>> start DATA FOR THIS EXERCISE

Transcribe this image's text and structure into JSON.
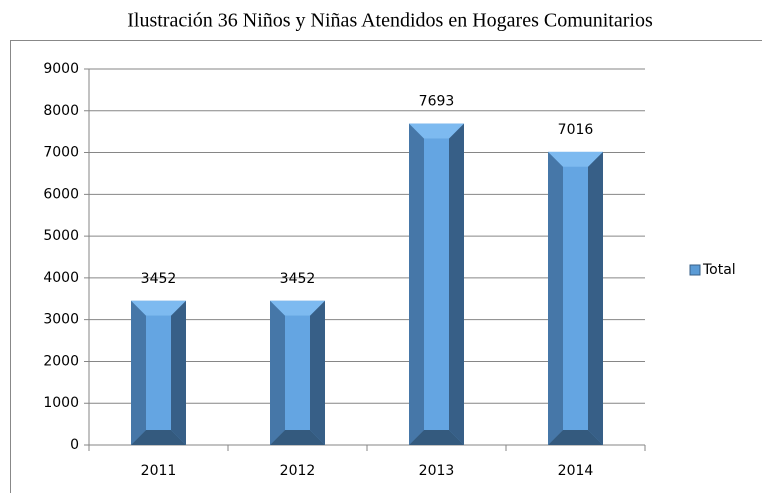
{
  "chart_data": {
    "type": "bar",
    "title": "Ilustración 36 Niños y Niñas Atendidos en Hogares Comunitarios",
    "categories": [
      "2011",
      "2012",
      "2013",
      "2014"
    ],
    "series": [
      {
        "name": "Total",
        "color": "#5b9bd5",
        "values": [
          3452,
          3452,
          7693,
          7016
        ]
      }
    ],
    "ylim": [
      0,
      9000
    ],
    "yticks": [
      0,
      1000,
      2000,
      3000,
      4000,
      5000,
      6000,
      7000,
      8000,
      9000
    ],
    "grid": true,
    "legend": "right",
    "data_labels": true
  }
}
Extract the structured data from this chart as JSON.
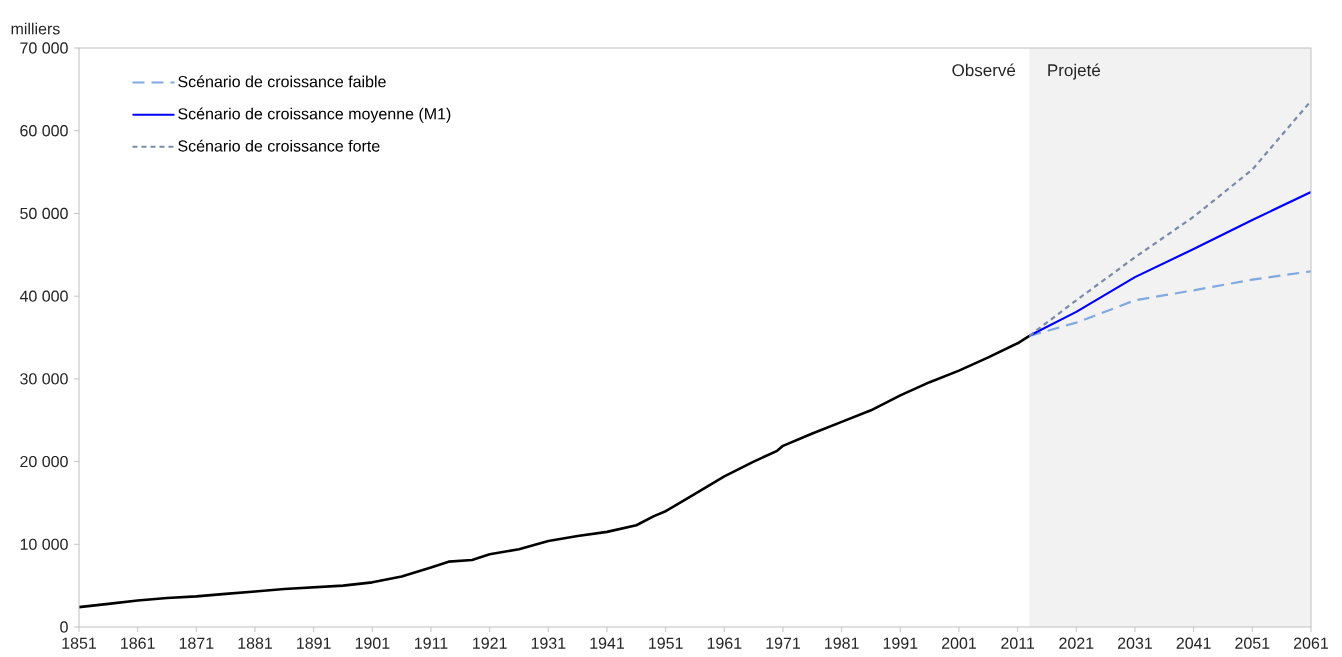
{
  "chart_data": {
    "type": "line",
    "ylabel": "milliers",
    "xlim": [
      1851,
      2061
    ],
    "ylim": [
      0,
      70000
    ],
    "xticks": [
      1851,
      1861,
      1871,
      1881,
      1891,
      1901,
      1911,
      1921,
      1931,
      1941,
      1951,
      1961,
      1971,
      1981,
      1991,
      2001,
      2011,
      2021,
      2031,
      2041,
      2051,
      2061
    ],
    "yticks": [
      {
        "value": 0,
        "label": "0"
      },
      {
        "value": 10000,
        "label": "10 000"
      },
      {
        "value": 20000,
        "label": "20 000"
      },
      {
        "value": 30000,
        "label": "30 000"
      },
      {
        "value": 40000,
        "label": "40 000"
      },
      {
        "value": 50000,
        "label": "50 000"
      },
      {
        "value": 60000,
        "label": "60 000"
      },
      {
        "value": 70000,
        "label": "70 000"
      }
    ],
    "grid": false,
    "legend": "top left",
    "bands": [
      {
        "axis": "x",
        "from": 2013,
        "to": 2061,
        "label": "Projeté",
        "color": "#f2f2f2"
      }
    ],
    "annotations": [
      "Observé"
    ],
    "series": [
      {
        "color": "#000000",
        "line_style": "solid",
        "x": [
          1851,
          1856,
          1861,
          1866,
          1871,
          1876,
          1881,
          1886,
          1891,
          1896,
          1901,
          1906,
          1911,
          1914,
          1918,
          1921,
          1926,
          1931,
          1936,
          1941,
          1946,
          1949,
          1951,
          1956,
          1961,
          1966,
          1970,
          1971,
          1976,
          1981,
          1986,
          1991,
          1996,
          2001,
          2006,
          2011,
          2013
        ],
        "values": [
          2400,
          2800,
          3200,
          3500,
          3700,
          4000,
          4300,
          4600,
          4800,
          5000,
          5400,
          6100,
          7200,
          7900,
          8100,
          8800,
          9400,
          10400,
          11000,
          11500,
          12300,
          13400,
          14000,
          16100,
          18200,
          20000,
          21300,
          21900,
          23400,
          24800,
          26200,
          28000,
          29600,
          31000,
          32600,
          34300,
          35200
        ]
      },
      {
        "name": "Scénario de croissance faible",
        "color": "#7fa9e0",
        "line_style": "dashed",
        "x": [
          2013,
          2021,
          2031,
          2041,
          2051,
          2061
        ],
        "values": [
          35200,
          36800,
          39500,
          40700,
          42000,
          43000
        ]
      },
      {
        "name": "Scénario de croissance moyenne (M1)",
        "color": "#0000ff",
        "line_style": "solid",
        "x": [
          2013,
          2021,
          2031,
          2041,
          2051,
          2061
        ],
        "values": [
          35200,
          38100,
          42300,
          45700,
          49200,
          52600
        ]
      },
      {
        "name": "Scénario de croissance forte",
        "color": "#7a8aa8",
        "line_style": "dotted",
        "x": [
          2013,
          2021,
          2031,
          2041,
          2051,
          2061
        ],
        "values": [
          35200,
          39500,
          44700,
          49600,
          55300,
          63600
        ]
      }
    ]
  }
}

>> end DATA FOR THIS EXERCISE

*TASK PROMPT:*
Repeat everything in the records precisely. Images are excluded from the copy.

*WORKED SOLUTION:*
Transcribe this image's text and structure into JSON.
{
  "chart_data": {
    "type": "bar",
    "title": "Ilustración 36 Niños y Niñas Atendidos en Hogares Comunitarios",
    "categories": [
      "2011",
      "2012",
      "2013",
      "2014"
    ],
    "series": [
      {
        "name": "Total",
        "color": "#5b9bd5",
        "values": [
          3452,
          3452,
          7693,
          7016
        ]
      }
    ],
    "ylim": [
      0,
      9000
    ],
    "yticks": [
      0,
      1000,
      2000,
      3000,
      4000,
      5000,
      6000,
      7000,
      8000,
      9000
    ],
    "grid": true,
    "legend": "right",
    "data_labels": true
  }
}
Extract the structured data from this chart as JSON.
{
  "chart_data": {
    "type": "line",
    "ylabel": "milliers",
    "xlim": [
      1851,
      2061
    ],
    "ylim": [
      0,
      70000
    ],
    "xticks": [
      1851,
      1861,
      1871,
      1881,
      1891,
      1901,
      1911,
      1921,
      1931,
      1941,
      1951,
      1961,
      1971,
      1981,
      1991,
      2001,
      2011,
      2021,
      2031,
      2041,
      2051,
      2061
    ],
    "yticks": [
      {
        "value": 0,
        "label": "0"
      },
      {
        "value": 10000,
        "label": "10 000"
      },
      {
        "value": 20000,
        "label": "20 000"
      },
      {
        "value": 30000,
        "label": "30 000"
      },
      {
        "value": 40000,
        "label": "40 000"
      },
      {
        "value": 50000,
        "label": "50 000"
      },
      {
        "value": 60000,
        "label": "60 000"
      },
      {
        "value": 70000,
        "label": "70 000"
      }
    ],
    "grid": false,
    "legend": "top left",
    "bands": [
      {
        "axis": "x",
        "from": 2013,
        "to": 2061,
        "label": "Projeté",
        "color": "#f2f2f2"
      }
    ],
    "annotations": [
      "Observé"
    ],
    "series": [
      {
        "color": "#000000",
        "line_style": "solid",
        "x": [
          1851,
          1856,
          1861,
          1866,
          1871,
          1876,
          1881,
          1886,
          1891,
          1896,
          1901,
          1906,
          1911,
          1914,
          1918,
          1921,
          1926,
          1931,
          1936,
          1941,
          1946,
          1949,
          1951,
          1956,
          1961,
          1966,
          1970,
          1971,
          1976,
          1981,
          1986,
          1991,
          1996,
          2001,
          2006,
          2011,
          2013
        ],
        "values": [
          2400,
          2800,
          3200,
          3500,
          3700,
          4000,
          4300,
          4600,
          4800,
          5000,
          5400,
          6100,
          7200,
          7900,
          8100,
          8800,
          9400,
          10400,
          11000,
          11500,
          12300,
          13400,
          14000,
          16100,
          18200,
          20000,
          21300,
          21900,
          23400,
          24800,
          26200,
          28000,
          29600,
          31000,
          32600,
          34300,
          35200
        ]
      },
      {
        "name": "Scénario de croissance faible",
        "color": "#7fa9e0",
        "line_style": "dashed",
        "x": [
          2013,
          2021,
          2031,
          2041,
          2051,
          2061
        ],
        "values": [
          35200,
          36800,
          39500,
          40700,
          42000,
          43000
        ]
      },
      {
        "name": "Scénario de croissance moyenne (M1)",
        "color": "#0000ff",
        "line_style": "solid",
        "x": [
          2013,
          2021,
          2031,
          2041,
          2051,
          2061
        ],
        "values": [
          35200,
          38100,
          42300,
          45700,
          49200,
          52600
        ]
      },
      {
        "name": "Scénario de croissance forte",
        "color": "#7a8aa8",
        "line_style": "dotted",
        "x": [
          2013,
          2021,
          2031,
          2041,
          2051,
          2061
        ],
        "values": [
          35200,
          39500,
          44700,
          49600,
          55300,
          63600
        ]
      }
    ]
  }
}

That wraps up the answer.